Goal: Only the number is wanted: tally the lines below that contain the word "TOTAL".

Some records

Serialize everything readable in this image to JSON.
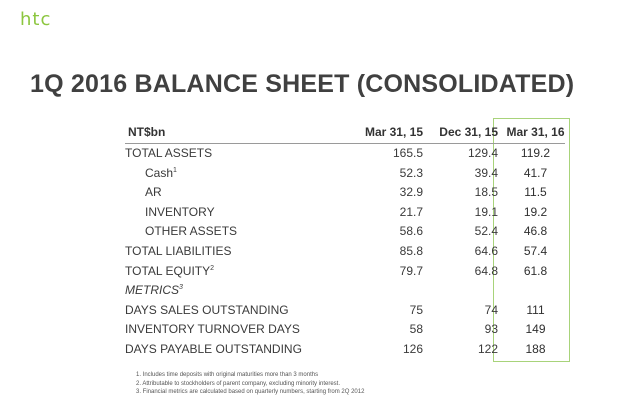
{
  "brand": {
    "logo_text": "htc",
    "accent_color": "#8cc63f"
  },
  "page": {
    "title": "1Q 2016 BALANCE SHEET (CONSOLIDATED)"
  },
  "table": {
    "headers": [
      "NT$bn",
      "Mar 31, 15",
      "Dec 31, 15",
      "Mar 31, 16"
    ],
    "rows": [
      {
        "label": "TOTAL ASSETS",
        "values": [
          "165.5",
          "129.4",
          "119.2"
        ]
      },
      {
        "label": "Cash",
        "sup": "1",
        "values": [
          "52.3",
          "39.4",
          "41.7"
        ]
      },
      {
        "label": "AR",
        "values": [
          "32.9",
          "18.5",
          "11.5"
        ]
      },
      {
        "label": "INVENTORY",
        "values": [
          "21.7",
          "19.1",
          "19.2"
        ]
      },
      {
        "label": "OTHER ASSETS",
        "values": [
          "58.6",
          "52.4",
          "46.8"
        ]
      },
      {
        "label": "TOTAL LIABILITIES",
        "values": [
          "85.8",
          "64.6",
          "57.4"
        ]
      },
      {
        "label": "TOTAL EQUITY",
        "sup": "2",
        "values": [
          "79.7",
          "64.8",
          "61.8"
        ]
      },
      {
        "label": "METRICS",
        "sup": "3"
      },
      {
        "label": "DAYS SALES OUTSTANDING",
        "values": [
          "75",
          "74",
          "111"
        ]
      },
      {
        "label": "INVENTORY TURNOVER DAYS",
        "values": [
          "58",
          "93",
          "149"
        ]
      },
      {
        "label": "DAYS PAYABLE OUTSTANDING",
        "values": [
          "126",
          "122",
          "188"
        ]
      }
    ],
    "highlight_color": "#a8d37a"
  },
  "footnotes": [
    "1. Includes time deposits with original maturities more than 3 months",
    "2. Attributable to stockholders of parent company, excluding minority interest.",
    "3. Financial metrics are calculated based on quarterly numbers, starting from 2Q 2012"
  ]
}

Task response: 3